### Acciones a realizar
- a) Reproduce sin cambios las líneas del listado desde su comienzo hasta la línea que contiene "- rendezvous-heading: Rendezvous: [439, 450, 806, 481]", ambas incluidas.
- b) Prosigue el hilo del foro sobre la integración latinoamericana a partir de su último mensaje.

### Fragmento de texto
───

# LATINOAMERICA COMO LA UNION EUROPEA!!



## Juan1912 (Jul 15, 2004)

antofasky said:


> oigan como k tarde o temprano Ecuador sera una provincia Peruana, son casi iguales ..una pregunta ..*ustedes no eran tan amigos de los Bolivianos? * pregunto pk como dicen k son una carga ..en todo caso ..si lo son! :|


una cosa es ser un amigo y otra cosa es ser un wevon que tenga que cargar con las consecuencias del otro


----------



## Bratzo (Jun 11, 2003)

mira se q hablas x mi...yo no digo que mañana sea toda una gran republica....hablo del sentimiento de los foristas peruanos..que lo ultimo que quieren es la integracion...JAMAS he dicho que es facil...JAMAS he dihco que es rapido...se que cuesta...pero no puedo creer que personas con un minimo de inteligencia, y que han terminado la secundaria...piensen que unirse con otro pais es peor....como una integracion va a ser mala para uno de los dos paises??? PARA ESO SE HACEN ACUERDOS...se crean normas, pautas y limites...lo ultimo que un pais haria seria permitir algo que lo perjudique.....


----------



## J Block (Feb 16, 2004)

Bien dicho Juan.


----------



## J Block (Feb 16, 2004)

Jajaja...ok Bratzo, lo que tu digas, integrate pues, que esperas?


----------



## Filter (Apr 9, 2005)

Perú sí tiene tratados con varios países de A.Latina, no se donde esta el revuelo... la Union Sudamericana de Naciones se dió en Cusco, Perú....


----------



## Bratzo (Jun 11, 2003)

YO HABLO SOLAMENTE DE LOS FORISTAS!!! que tanto les cuesta entender eso...ok j block gracias..


----------



## Chalaco (Aug 29, 2004)

No fue Bolivar quien hizo que el alto Peru sea una republica aparte? Y tambien le quito Guayaquil al Peru para la Gran Colombia.....

Hay acuerdos Bratzo...y hay una pagina tambien que habla del plan binacional con el Ecuador. Es algo chevere...hay cinco ejes viales planeados o que ya estan hechos pero necesitan ser renovados.


----------



## J Block (Feb 16, 2004)

Bratzo said:


> YO HABLO SOLAMENTE DE LOS FORISTAS!!! que tanto les cuesta entender eso...ok j block gracias..


Pero no entiendo, si hablas SOLO de los foristas, que te importa lo que pensemos o no pensemos si al final en pais SI se esta integrando a latinoamerica? Que importancia tiene lo que nosotros pensemos?


----------



## Filter (Apr 9, 2005)

Claro lo mismo digo yo, los foristas pueden hablar pero no es que Toledo, Bruce etc etc etc esten leyendo el foro y vayan a cumplir con lo que se dice aqui. Son solo opiniones no van a afectar las relaciones con los países de A.Latina.


----------



## Bratzo (Jun 11, 2003)

sabes porque importa? porque ustedes...los que tienen poder adquisitivo para disfrutar de internet, que estudairon la escuela secundaria, que probablemente estudian en buenas universidades y tienen un futuro seguro...son los que tienen el control sobre el pais...pero solo si quieren..y como ya me di cuenta...a ustedes no les interesa en lo absoluto...

───

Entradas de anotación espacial
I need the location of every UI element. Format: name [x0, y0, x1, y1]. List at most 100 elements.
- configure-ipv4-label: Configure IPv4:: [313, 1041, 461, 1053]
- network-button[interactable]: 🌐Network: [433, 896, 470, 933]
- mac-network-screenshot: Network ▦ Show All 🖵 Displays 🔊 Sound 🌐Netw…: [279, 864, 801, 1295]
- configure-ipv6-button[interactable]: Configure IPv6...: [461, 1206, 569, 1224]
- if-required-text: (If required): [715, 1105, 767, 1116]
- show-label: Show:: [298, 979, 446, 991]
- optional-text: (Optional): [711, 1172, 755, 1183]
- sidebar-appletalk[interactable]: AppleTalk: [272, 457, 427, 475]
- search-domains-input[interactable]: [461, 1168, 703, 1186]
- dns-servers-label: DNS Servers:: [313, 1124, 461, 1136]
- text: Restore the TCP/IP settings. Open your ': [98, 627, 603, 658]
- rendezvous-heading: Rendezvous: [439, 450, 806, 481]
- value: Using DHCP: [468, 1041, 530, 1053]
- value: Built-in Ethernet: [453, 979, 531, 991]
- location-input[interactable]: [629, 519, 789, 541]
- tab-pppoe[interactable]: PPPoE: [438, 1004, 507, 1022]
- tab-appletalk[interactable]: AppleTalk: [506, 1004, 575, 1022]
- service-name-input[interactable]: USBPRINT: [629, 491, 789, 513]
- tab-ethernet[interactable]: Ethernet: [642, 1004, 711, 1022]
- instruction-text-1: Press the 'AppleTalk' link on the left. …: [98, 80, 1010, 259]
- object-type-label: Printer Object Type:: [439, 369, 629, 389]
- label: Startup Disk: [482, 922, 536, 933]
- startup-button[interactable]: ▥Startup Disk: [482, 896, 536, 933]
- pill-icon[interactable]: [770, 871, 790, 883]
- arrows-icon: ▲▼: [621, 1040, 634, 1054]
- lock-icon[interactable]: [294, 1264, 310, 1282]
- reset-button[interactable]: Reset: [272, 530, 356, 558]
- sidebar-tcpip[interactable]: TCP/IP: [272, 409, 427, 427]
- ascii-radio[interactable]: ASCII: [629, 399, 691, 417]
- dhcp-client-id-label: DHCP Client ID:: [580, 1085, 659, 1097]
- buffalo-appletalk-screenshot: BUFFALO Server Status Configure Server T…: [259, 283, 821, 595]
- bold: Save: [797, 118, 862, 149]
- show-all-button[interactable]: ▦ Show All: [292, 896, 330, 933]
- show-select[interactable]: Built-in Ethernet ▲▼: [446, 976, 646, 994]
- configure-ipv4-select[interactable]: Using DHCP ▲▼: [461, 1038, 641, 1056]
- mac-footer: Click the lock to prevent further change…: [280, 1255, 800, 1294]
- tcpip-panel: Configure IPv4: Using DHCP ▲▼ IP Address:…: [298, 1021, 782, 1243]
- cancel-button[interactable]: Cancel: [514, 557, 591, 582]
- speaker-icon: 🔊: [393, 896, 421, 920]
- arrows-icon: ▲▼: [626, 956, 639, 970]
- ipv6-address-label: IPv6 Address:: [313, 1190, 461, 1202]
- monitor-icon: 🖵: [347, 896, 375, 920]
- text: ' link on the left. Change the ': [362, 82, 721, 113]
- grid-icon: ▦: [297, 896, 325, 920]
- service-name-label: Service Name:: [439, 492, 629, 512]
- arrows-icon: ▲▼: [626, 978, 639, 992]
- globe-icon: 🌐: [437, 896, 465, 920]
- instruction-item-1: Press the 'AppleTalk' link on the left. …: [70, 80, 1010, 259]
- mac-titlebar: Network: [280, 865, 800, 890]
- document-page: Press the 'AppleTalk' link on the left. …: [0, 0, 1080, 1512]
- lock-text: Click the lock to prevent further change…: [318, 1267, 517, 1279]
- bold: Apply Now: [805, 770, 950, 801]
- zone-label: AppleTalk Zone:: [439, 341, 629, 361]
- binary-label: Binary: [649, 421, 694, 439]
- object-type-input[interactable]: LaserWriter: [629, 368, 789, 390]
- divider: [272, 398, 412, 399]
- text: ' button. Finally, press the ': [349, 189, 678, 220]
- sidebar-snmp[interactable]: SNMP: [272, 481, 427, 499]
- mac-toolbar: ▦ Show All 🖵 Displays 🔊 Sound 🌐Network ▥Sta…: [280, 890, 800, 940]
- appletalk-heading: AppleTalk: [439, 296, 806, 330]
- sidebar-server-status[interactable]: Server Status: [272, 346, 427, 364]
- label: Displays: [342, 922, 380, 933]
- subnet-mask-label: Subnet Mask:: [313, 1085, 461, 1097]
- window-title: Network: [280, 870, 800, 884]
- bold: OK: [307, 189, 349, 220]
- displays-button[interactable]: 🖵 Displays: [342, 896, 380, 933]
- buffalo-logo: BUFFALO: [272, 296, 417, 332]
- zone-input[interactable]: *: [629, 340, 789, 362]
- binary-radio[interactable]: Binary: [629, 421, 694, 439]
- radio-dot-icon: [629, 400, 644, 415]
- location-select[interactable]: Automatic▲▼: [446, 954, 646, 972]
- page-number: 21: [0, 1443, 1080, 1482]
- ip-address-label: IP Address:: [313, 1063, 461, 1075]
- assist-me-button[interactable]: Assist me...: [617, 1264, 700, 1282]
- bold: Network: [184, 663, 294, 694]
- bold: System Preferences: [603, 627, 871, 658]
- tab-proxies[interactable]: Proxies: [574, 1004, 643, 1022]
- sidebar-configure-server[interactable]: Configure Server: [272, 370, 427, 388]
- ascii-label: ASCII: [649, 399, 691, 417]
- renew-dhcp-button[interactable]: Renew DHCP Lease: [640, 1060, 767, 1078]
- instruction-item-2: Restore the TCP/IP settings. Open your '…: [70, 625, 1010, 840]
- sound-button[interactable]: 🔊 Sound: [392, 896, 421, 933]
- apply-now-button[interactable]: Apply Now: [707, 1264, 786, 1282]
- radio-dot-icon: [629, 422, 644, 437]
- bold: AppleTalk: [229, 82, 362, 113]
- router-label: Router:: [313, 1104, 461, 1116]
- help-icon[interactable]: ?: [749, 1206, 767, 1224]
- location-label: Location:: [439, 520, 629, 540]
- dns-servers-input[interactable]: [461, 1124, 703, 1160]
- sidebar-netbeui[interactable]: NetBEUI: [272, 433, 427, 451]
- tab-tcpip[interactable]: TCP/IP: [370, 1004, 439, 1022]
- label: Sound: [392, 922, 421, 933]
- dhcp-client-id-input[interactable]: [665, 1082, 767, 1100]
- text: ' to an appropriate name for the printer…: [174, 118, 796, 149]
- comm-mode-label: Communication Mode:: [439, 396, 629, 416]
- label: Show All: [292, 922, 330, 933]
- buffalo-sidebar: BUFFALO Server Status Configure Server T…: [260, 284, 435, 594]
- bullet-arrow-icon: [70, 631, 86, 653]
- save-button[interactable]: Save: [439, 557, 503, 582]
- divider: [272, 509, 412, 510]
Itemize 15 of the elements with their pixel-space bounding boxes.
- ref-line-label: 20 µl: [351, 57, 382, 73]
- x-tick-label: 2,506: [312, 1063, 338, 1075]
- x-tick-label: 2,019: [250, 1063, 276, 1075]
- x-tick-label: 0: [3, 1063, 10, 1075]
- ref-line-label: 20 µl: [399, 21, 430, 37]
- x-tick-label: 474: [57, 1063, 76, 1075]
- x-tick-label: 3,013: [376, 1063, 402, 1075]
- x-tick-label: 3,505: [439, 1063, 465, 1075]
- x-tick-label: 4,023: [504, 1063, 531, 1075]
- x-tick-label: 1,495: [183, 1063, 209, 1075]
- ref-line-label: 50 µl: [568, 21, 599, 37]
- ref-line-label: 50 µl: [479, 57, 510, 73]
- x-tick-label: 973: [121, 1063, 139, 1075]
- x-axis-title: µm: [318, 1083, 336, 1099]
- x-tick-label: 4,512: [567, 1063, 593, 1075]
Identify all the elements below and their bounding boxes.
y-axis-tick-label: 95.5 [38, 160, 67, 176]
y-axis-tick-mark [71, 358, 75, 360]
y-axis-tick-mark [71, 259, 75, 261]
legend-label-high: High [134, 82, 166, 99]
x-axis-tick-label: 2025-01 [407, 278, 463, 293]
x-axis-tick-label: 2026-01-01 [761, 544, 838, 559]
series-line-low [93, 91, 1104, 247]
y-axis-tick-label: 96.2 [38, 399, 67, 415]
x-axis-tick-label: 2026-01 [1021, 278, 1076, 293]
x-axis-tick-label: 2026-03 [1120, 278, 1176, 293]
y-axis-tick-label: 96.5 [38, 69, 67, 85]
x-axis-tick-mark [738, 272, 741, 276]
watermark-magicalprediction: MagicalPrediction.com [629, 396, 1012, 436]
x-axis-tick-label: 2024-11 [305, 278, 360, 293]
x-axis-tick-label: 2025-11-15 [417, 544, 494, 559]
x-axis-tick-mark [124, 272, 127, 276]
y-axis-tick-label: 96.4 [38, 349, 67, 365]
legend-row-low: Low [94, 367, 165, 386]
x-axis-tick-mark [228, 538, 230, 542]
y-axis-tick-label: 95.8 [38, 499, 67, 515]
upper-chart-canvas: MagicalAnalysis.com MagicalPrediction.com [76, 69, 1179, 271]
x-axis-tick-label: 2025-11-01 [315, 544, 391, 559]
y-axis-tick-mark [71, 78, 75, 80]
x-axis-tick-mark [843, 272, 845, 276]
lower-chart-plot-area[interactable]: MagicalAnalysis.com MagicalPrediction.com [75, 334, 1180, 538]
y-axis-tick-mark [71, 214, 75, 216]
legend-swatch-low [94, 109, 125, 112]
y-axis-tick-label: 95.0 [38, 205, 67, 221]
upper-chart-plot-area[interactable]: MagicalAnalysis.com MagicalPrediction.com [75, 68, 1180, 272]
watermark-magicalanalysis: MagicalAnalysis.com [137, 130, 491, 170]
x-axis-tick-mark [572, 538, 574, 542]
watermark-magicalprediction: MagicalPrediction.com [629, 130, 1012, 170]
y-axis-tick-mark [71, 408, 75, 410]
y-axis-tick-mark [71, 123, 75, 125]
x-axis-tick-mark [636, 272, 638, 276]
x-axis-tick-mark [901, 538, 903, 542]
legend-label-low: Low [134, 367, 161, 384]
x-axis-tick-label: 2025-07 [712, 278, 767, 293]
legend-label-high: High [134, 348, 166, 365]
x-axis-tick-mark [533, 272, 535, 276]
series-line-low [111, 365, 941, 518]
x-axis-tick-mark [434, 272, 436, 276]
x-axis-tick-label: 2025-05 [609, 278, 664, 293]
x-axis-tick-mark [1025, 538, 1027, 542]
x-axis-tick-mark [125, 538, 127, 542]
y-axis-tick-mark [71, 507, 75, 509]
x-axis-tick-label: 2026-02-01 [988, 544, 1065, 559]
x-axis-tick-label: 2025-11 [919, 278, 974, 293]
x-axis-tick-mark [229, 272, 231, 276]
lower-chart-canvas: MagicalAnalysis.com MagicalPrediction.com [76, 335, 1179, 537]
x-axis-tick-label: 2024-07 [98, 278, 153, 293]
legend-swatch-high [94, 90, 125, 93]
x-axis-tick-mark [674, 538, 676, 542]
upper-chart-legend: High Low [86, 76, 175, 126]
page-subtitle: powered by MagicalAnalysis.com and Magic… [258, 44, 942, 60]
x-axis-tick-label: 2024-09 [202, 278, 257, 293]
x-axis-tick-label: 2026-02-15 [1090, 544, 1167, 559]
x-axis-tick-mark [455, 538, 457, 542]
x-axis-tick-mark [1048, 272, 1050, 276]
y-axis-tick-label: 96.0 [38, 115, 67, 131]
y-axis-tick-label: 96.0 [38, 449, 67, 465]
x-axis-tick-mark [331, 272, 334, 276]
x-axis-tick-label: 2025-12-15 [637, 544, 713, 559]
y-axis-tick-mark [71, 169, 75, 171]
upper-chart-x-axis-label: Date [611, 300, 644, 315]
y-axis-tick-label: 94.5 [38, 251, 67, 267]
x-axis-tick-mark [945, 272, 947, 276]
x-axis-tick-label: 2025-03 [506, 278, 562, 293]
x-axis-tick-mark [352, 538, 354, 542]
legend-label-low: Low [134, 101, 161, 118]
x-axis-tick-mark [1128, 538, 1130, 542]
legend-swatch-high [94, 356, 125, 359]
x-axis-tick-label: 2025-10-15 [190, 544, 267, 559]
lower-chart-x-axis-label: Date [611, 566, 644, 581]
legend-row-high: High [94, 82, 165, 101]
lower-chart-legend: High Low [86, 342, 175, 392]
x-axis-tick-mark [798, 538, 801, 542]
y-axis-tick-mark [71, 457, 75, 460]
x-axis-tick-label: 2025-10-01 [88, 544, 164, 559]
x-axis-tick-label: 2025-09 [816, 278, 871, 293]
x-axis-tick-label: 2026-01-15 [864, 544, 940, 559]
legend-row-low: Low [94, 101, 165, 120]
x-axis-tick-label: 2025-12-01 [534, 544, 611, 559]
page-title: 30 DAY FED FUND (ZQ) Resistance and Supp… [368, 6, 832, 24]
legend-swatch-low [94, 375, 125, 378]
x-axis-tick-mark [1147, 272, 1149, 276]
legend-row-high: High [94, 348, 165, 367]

───

### Respuestas a tareas
- a)
I need the location of every UI element. Format: name [x0, y0, x1, y1]. List at most 100 elements.
- configure-ipv4-label: Configure IPv4:: [313, 1041, 461, 1053]
- network-button[interactable]: 🌐Network: [433, 896, 470, 933]
- mac-network-screenshot: Network ▦ Show All 🖵 Displays 🔊 Sound 🌐Netw…: [279, 864, 801, 1295]
- configure-ipv6-button[interactable]: Configure IPv6...: [461, 1206, 569, 1224]
- if-required-text: (If required): [715, 1105, 767, 1116]
- show-label: Show:: [298, 979, 446, 991]
- optional-text: (Optional): [711, 1172, 755, 1183]
- sidebar-appletalk[interactable]: AppleTalk: [272, 457, 427, 475]
- search-domains-input[interactable]: [461, 1168, 703, 1186]
- dns-servers-label: DNS Servers:: [313, 1124, 461, 1136]
- text: Restore the TCP/IP settings. Open your ': [98, 627, 603, 658]
- rendezvous-heading: Rendezvous: [439, 450, 806, 481]

- b)
----------



## pedro1011 (Jan 15, 2005)

América Latina ya ha estado metida en varios tratados de integración, como la ALALC, el Grupo Andino, el Mercosur, etc. Todos fracasan porque siempre surge un zonzo como Alan García, Allende, Hugo Chávez, Kirchner, Alfonsín, etc, que cierran sus mercados y mandan al tacho todo lo acordado. ¿Cómo se va a crear una zona de libre comercio con tanto idiota proteccionista? Yo creo que el Perú podría comenzar a integrarse con los países que muestren seriedad, como Chile, México o Colombia. Es decir, aquéllos que tengan un Grado de Inversión. No hay que perder tiempo asociándonos con los atorrantes como Hugo Chávez, o un probable presidente Evo Morales. Y si no hay buenos socios en la región, habrá que integrarse con Singapur, Malasia o China. Qué interesa de dónde sean! No es necesario ser vecino de un país para tener un TLC con él.


----------



## J Block (Feb 16, 2004)

Bratzo said:


> sabes porque importa? porque ustedes...los que tienen poder adquisitivo para disfrutar de internet, que estudairon la escuela secundaria, que probablemente estudian en buenas universidades y tienen un futuro seguro...son los que tienen el control sobre el pais...pero solo si quieren..y como ya me di cuenta...a ustedes no les interesa en lo absoluto...


----------



## J Block (Feb 16, 2004)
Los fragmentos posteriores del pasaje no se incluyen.